TEXTO CITADO:
+--

Ante mi falta de experiencia y nulos conocimientos en técnicas de combate, me da miedo ser lastimado. Temo que me rompan la nariz, que me quiebren un diente, que me tronchen un pie, que me saquen las yucas de los dedos, que me mechoneen. No me gusta ni que me miren mal.

Quisiera ser fuerte, para enfrentar sin miedo a tanto malhechor. Quisiera ser Neo, de Matrix, para detener con una mano el puñal de un ladrón. Quisiera ser Gokú, para destrozar con mi “kame-kame-ha” a los que acosan mujeres en la calle. Quisiera ser Seiya, de los caballeros del Zodiaco, porque la armadura de Pegaso es una chimba. También quisiera ser más maduro y dejar de fantasear con dibujitos animados.

Me gustaría confrontar a mucha gente, sin miedo a ser herido; al que se cola en Transmilenio, sacándolo de la estación; al que bota basura en el piso, devolviéndole la basura en la mano; al que no recoge el popó del perro, untándole la cara de popó (de mi popó).

Un día se coló un tipo en una fila para pagar un parqueadero. Era calvo, espaldón y rollizo. Como el actor de El Transportador, pero con cuerpo de “El Fritangueador” y aspecto de “El Traqueteador”. No me habría dado cuenta de su falta de civismo, si no es porque un joven, de unos 23 años, le hizo el reclamo. El Fritangueador se paró en frente del joven y lo desafió: “¿Qué va a hacer?”. Ante el silencio, se fue impune, regodeándose en su matonería.

Qué piedra. Sentí un impulso enorme de ponerme en posición de combate y gritar con todas mis fuerzas: “¡Dame tu fuerza, Pegaso!… ¡Pum, pam, pim!… ¡Rapa-trapa- tui!”. Y así desencadenar una ola de 100 golpes por segundo, con la ayuda de mi diosa Atenea que todo lo puede (al salmo respondemos: “La señora es mi pastora, nada me faltará”).

Qué impotencia. Ser testigo de un acto de matoneo (por sencillo que parezca) y no tener la capacidad de enfrentar al matoneador. Por eso fue refrescante ver a esos transexuales que, en Miami, molieron a golpes a un homofóbico que los estaba acosando. Lo terminaron de neutralizar a punta de taconazos. Qué envidia no tener esa fuerza y qué envidia no usar zapatos altos y puntilludos para ponérselos en la cabeza al que haga falta. Con esa fuerza, por ejemplo, y esos tacones, se habría podido defender la pareja atacada por un taxista con un destornillador.

El problema no es levantar la voz. Esa es la parte fácil: decirle al conductor de un carro que no parquee en el andén; pedirle al “vecino” en una zona de “camping” que apague la música porque no todos estamos condenados a escuchar su “playlist”. Lo difícil, lo realmente difícil, es atenerse a las consecuencias de una confrontación que puede volverse física.

+--

DATOS PROPORCIONADOS:
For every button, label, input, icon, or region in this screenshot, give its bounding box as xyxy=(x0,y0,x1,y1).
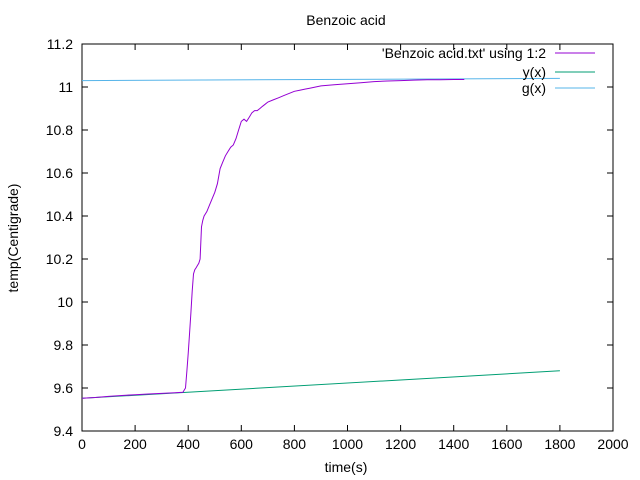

+--

TAREA PLANTEADA 1: Transcribe sin cambios el fragmento del texto sobre el miedo a confrontar a los abusivos que empieza con las palabras "Ante mi falta" y termina con "me miren mal.".
TAREA PLANTEADA 2: Prolonga el texto sobre el miedo a confrontar a los abusivos a partir de su última oración.
No hace falta consultar los datos.

RESPUESTA 1:
Ante mi falta de experiencia y nulos conocimientos en técnicas de combate, me da miedo ser lastimado. Temo que me rompan la nariz, que me quiebren un diente, que me tronchen un pie, que me saquen las yucas de los dedos, que me mechoneen. No me gusta ni que me miren mal.

RESPUESTA 2:
Me he imaginado que descubro a un ladrón robando a otra persona vía “cosquilleo”, en pleno Transmilenio. Le grito indignado, resuelto, heróico.

—¡Rata!

Lo que parecía un ladrón, ahora tiene cara de asesino. Iracundo y potencialmente peligroso, cambia de objetivo y empieza a caminar con actitud hostil hacia mí, llevándose la mano a un bolsillo de la chaqueta, como sugiriendo que allí está un puñal que pronto besará mi corazón.

—Bájese usted del celular, ¡por sapo! —pide amablemente el señor ladrón.

Petrificado, alcanzo a responderle.

—Si yo soy sapo… Usted es rata…. Entre animalitos no nos pisemos las mangueras, ¿sí?… Mire todos los que se han muerto en Australia… Terrible, ¿cierto?

El delincuente insiste:

—No se haga el güevón. Entregue el celular. Hay cuatro más que vienen conmigo.

—Ah, viene acompañado… Qué bueno… Siempre es mejor andar en grupo. La ciudad está muy insegura, hermano. ¡Glup!

Está demostrado que sí se puede. Una mujer logró dos veces —¡dos veces!— que detuvieran a ladrones en el Transmilenio. No tuvo que pelear. Simplemente levantó su voz y animó a los demás pasajeros a detener a los delincuentes. Valiente, sí. ¿Quisiera ser como ella? Sí, pero con tacones, por si hay que volear zapato para defender mi integridad.

No siempre soy un cobarde. El año pasado no aguanté más y me fui detrás del dueño de un perro que no recogió el popó de su mascota, en pleno parque en donde juega mi hijo de dos años. Apreté mis puños, lo agarré de la camiseta y le dije con el diablo adentro: “Oiga, imbécil. Recoja la mierda de su puto perro o le rompo la cara”. Primero se quedó estupefacto, luego se le llorosearon los ojos y al final recogió el popó. Debía tener como 10 años, el desadaptado ese.

Lo anterior no es cierto, pero me sirve para ilustrar algo que sí es verdad: me siento más envalentonado para alzar la voz, cuando la otra persona se ve más débil. Horrible, pero cierto.

Mi lado más racional, ponderado y civilizado, me dice que es mejor no saber pelear. Deben ser millones las riñas que no se concretan porque una de las partes prefiere evitar la fatiga y los moretones, como yo. Pero qué liberador sería levantar la voz sin miedo y, llegado el caso, poder defenderme como un súper sayayín, un jedi, un Caballero del Zodiaco o un transexual hastiado en una pizzería de Miami.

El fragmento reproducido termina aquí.